▸ EXERCISE BRIEF
Which lines hold the word "Stoffen"? Copy each of them from the material.

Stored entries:
** Begin **

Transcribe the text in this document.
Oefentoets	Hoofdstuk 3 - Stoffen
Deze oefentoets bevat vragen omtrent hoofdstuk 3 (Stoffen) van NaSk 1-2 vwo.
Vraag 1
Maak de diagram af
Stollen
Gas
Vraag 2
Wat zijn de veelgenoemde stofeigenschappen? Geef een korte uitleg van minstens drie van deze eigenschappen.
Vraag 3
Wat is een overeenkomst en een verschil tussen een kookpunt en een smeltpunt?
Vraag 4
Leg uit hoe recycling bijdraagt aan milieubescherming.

** End **
** Begin **

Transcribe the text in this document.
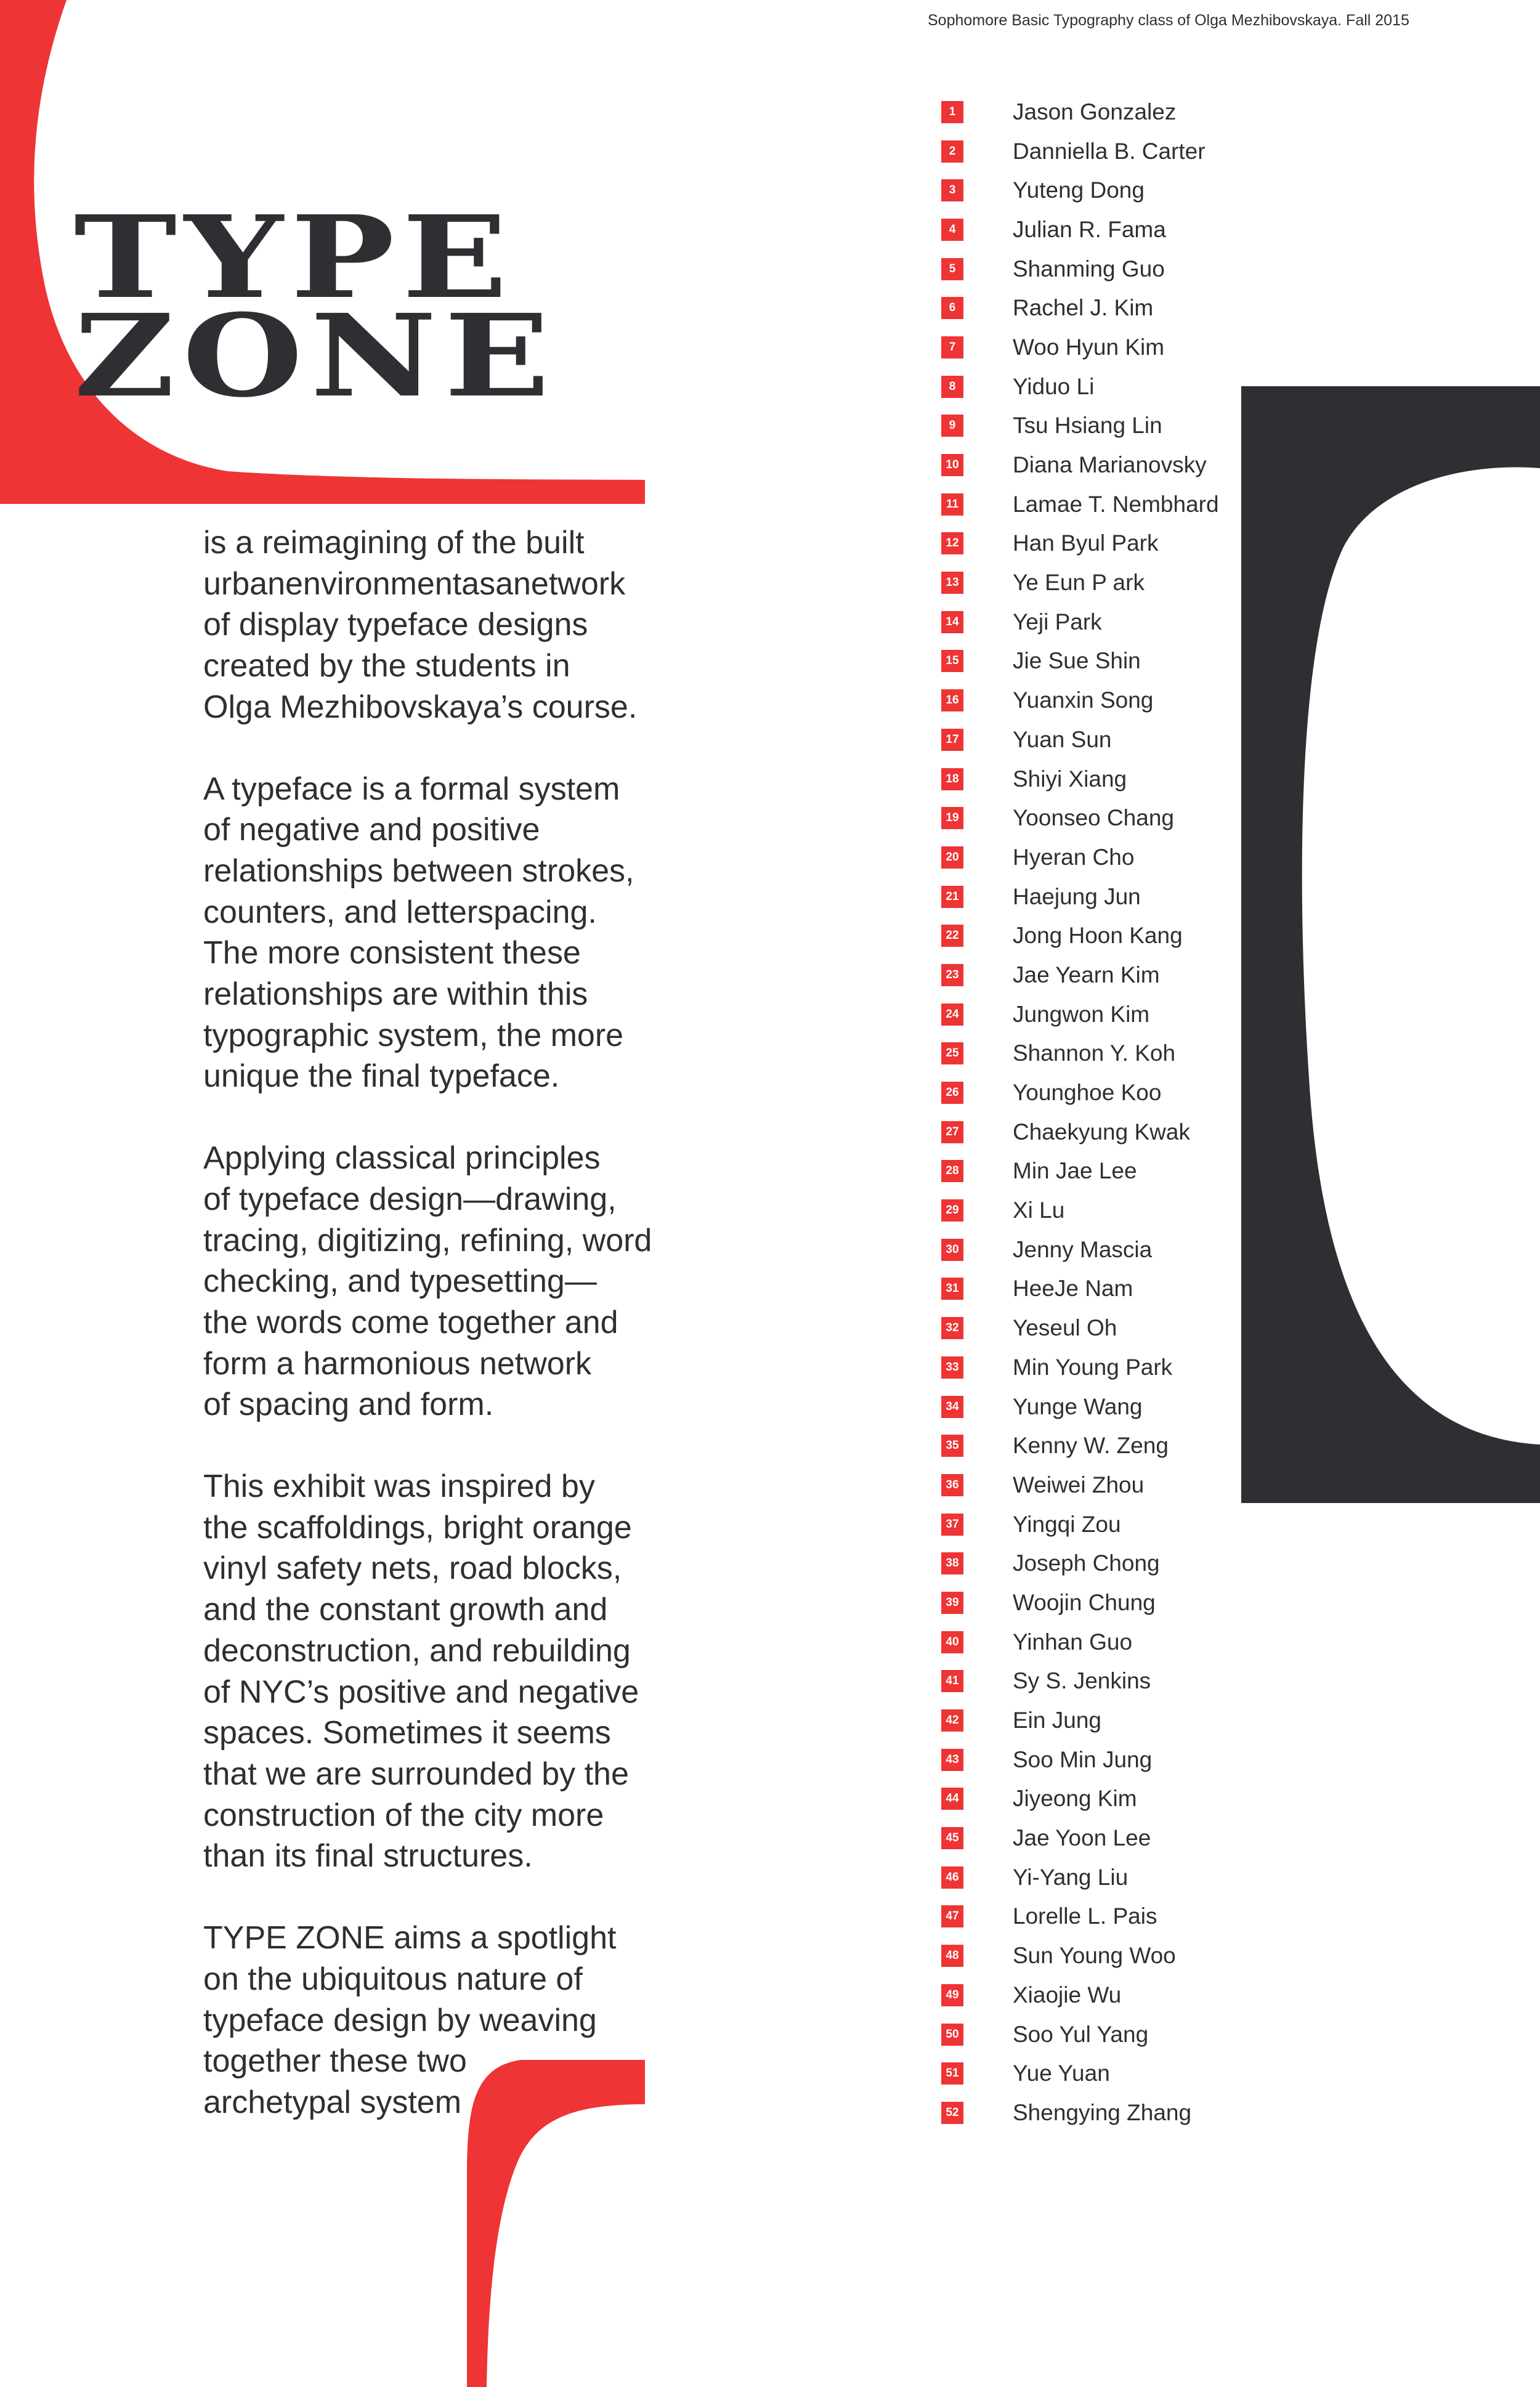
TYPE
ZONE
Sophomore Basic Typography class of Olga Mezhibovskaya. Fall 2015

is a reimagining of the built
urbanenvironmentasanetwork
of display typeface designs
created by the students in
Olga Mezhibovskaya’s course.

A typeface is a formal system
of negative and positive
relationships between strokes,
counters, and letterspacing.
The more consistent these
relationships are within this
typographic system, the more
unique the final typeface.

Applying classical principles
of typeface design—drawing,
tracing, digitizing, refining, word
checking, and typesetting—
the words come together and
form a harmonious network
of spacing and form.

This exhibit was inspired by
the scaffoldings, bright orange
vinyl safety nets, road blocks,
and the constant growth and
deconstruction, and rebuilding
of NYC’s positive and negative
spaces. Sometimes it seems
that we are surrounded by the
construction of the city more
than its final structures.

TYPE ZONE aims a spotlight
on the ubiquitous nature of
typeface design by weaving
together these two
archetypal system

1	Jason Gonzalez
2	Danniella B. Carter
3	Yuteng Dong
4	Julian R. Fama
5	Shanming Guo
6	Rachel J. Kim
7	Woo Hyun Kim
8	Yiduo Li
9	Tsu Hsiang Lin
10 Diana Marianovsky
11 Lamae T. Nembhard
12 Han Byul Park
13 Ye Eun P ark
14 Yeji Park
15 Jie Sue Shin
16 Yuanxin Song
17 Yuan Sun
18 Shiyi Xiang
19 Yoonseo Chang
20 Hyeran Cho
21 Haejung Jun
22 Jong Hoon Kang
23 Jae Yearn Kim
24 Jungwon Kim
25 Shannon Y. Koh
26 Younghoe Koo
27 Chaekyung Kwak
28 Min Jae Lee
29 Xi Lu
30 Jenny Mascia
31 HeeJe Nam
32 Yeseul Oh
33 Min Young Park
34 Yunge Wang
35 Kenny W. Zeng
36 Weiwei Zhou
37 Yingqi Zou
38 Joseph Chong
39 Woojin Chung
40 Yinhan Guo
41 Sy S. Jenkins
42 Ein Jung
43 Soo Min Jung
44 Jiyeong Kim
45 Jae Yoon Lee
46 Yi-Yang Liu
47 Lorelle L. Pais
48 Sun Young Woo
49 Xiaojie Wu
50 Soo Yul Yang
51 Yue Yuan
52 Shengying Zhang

** End **
** Begin **

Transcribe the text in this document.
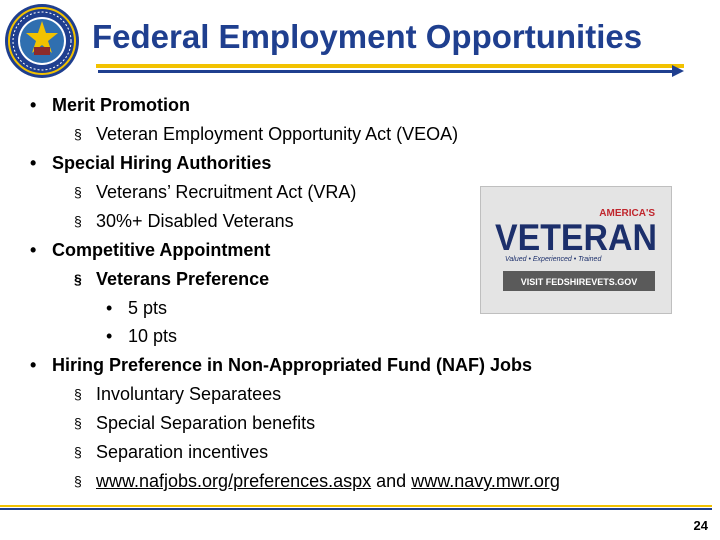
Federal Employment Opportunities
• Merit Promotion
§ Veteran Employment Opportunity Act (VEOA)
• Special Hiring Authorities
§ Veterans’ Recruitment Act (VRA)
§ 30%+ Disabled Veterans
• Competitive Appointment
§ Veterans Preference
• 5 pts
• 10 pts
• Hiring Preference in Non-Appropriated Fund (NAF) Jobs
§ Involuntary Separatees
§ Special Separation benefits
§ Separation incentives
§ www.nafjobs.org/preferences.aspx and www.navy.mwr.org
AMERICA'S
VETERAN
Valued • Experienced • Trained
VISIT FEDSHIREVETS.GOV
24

** End **

▸ OUTPUT OF THE EXERCISE
Oefentoets	Hoofdstuk 3 - Stoffen
Deze oefentoets bevat vragen omtrent hoofdstuk 3 (Stoffen) van NaSk 1-2 vwo.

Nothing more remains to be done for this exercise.